● TASK DIRECTIONS
Copy out all the data, word for word.

──────── PROVIDED DATA ────────

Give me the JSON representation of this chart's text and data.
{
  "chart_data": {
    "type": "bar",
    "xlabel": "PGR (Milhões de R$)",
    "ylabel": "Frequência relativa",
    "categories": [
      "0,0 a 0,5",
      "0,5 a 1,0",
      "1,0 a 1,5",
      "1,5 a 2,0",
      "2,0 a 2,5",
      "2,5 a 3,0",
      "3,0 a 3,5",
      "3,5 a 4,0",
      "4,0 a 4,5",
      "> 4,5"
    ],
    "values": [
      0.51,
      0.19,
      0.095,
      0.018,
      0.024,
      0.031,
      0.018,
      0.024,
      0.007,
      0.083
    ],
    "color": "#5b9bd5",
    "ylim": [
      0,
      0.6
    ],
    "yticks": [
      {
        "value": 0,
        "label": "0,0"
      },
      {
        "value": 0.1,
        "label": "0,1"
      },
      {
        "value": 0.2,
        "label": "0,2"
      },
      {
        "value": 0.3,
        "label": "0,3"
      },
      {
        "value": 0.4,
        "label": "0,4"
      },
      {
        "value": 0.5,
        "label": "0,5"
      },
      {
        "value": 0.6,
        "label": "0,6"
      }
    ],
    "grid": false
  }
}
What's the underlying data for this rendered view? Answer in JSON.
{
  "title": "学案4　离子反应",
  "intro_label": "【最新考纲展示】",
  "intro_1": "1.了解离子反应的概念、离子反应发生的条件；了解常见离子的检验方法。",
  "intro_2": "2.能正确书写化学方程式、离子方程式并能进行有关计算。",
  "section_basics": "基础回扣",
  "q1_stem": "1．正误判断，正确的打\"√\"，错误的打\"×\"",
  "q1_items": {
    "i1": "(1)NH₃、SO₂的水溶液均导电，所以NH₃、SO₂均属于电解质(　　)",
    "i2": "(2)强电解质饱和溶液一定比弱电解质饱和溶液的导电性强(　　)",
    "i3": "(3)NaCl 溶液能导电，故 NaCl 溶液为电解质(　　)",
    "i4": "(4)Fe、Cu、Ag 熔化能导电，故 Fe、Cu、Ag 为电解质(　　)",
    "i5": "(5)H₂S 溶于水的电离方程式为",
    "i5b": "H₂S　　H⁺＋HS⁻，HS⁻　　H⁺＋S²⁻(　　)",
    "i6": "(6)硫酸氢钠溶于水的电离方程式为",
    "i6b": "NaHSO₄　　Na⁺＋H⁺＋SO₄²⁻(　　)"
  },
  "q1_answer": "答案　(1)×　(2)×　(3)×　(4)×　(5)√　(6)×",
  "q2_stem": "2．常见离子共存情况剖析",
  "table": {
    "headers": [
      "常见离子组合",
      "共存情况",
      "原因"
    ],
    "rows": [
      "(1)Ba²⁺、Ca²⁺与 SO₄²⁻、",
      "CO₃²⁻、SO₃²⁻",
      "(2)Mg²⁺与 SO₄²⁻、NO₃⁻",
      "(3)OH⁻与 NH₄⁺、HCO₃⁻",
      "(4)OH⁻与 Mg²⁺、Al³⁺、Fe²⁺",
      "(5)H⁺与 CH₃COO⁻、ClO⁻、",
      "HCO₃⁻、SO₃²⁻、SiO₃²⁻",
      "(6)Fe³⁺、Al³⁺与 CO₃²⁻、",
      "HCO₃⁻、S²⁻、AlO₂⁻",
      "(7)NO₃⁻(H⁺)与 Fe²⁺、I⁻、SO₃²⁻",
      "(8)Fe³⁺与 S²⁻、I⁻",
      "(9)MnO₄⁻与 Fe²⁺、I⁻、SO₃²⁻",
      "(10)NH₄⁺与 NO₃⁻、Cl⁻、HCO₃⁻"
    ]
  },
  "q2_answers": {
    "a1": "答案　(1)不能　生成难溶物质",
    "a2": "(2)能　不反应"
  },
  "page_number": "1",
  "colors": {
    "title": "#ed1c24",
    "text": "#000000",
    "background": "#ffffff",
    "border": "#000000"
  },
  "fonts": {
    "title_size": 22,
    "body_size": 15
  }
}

────────

● TASK RESPONSE
Give me the JSON representation of this chart's text and data.
{
  "chart_data": {
    "type": "bar",
    "xlabel": "PGR (Milhões de R$)",
    "ylabel": "Frequência relativa",
    "categories": [
      "0,0 a 0,5",
      "0,5 a 1,0",
      "1,0 a 1,5",
      "1,5 a 2,0",
      "2,0 a 2,5",
      "2,5 a 3,0",
      "3,0 a 3,5",
      "3,5 a 4,0",
      "4,0 a 4,5",
      "> 4,5"
    ],
    "values": [
      0.51,
      0.19,
      0.095,
      0.018,
      0.024,
      0.031,
      0.018,
      0.024,
      0.007,
      0.083
    ],
    "color": "#5b9bd5",
    "ylim": [
      0,
      0.6
    ],
    "yticks": [
      {
        "value": 0,
        "label": "0,0"
      },
      {
        "value": 0.1,
        "label": "0,1"
      },
      {
        "value": 0.2,
        "label": "0,2"
      },
      {
        "value": 0.3,
        "label": "0,3"
      },
      {
        "value": 0.4,
        "label": "0,4"
      },
      {
        "value": 0.5,
        "label": "0,5"
      },
      {
        "value": 0.6,
        "label": "0,6"
      }
    ],
    "grid": false
  }
}
What's the underlying data for this rendered view? Answer in JSON.
{
  "title": "学案4　离子反应",
  "intro_label": "【最新考纲展示】",
  "intro_1": "1.了解离子反应的概念、离子反应发生的条件；了解常见离子的检验方法。",
  "intro_2": "2.能正确书写化学方程式、离子方程式并能进行有关计算。",
  "section_basics": "基础回扣",
  "q1_stem": "1．正误判断，正确的打\"√\"，错误的打\"×\"",
  "q1_items": {
    "i1": "(1)NH₃、SO₂的水溶液均导电，所以NH₃、SO₂均属于电解质(　　)",
    "i2": "(2)强电解质饱和溶液一定比弱电解质饱和溶液的导电性强(　　)",
    "i3": "(3)NaCl 溶液能导电，故 NaCl 溶液为电解质(　　)",
    "i4": "(4)Fe、Cu、Ag 熔化能导电，故 Fe、Cu、Ag 为电解质(　　)",
    "i5": "(5)H₂S 溶于水的电离方程式为",
    "i5b": "H₂S　　H⁺＋HS⁻，HS⁻　　H⁺＋S²⁻(　　)",
    "i6": "(6)硫酸氢钠溶于水的电离方程式为",
    "i6b": "NaHSO₄　　Na⁺＋H⁺＋SO₄²⁻(　　)"
  },
  "q1_answer": "答案　(1)×　(2)×　(3)×　(4)×　(5)√　(6)×",
  "q2_stem": "2．常见离子共存情况剖析",
  "table": {
    "headers": [
      "常见离子组合",
      "共存情况",
      "原因"
    ],
    "rows": [
      "(1)Ba²⁺、Ca²⁺与 SO₄²⁻、",
      "CO₃²⁻、SO₃²⁻",
      "(2)Mg²⁺与 SO₄²⁻、NO₃⁻",
      "(3)OH⁻与 NH₄⁺、HCO₃⁻",
      "(4)OH⁻与 Mg²⁺、Al³⁺、Fe²⁺",
      "(5)H⁺与 CH₃COO⁻、ClO⁻、",
      "HCO₃⁻、SO₃²⁻、SiO₃²⁻",
      "(6)Fe³⁺、Al³⁺与 CO₃²⁻、",
      "HCO₃⁻、S²⁻、AlO₂⁻",
      "(7)NO₃⁻(H⁺)与 Fe²⁺、I⁻、SO₃²⁻",
      "(8)Fe³⁺与 S²⁻、I⁻",
      "(9)MnO₄⁻与 Fe²⁺、I⁻、SO₃²⁻",
      "(10)NH₄⁺与 NO₃⁻、Cl⁻、HCO₃⁻"
    ]
  },
  "q2_answers": {
    "a1": "答案　(1)不能　生成难溶物质",
    "a2": "(2)能　不反应"
  },
  "page_number": "1",
  "colors": {
    "title": "#ed1c24",
    "text": "#000000",
    "background": "#ffffff",
    "border": "#000000"
  },
  "fonts": {
    "title_size": 22,
    "body_size": 15
  }
}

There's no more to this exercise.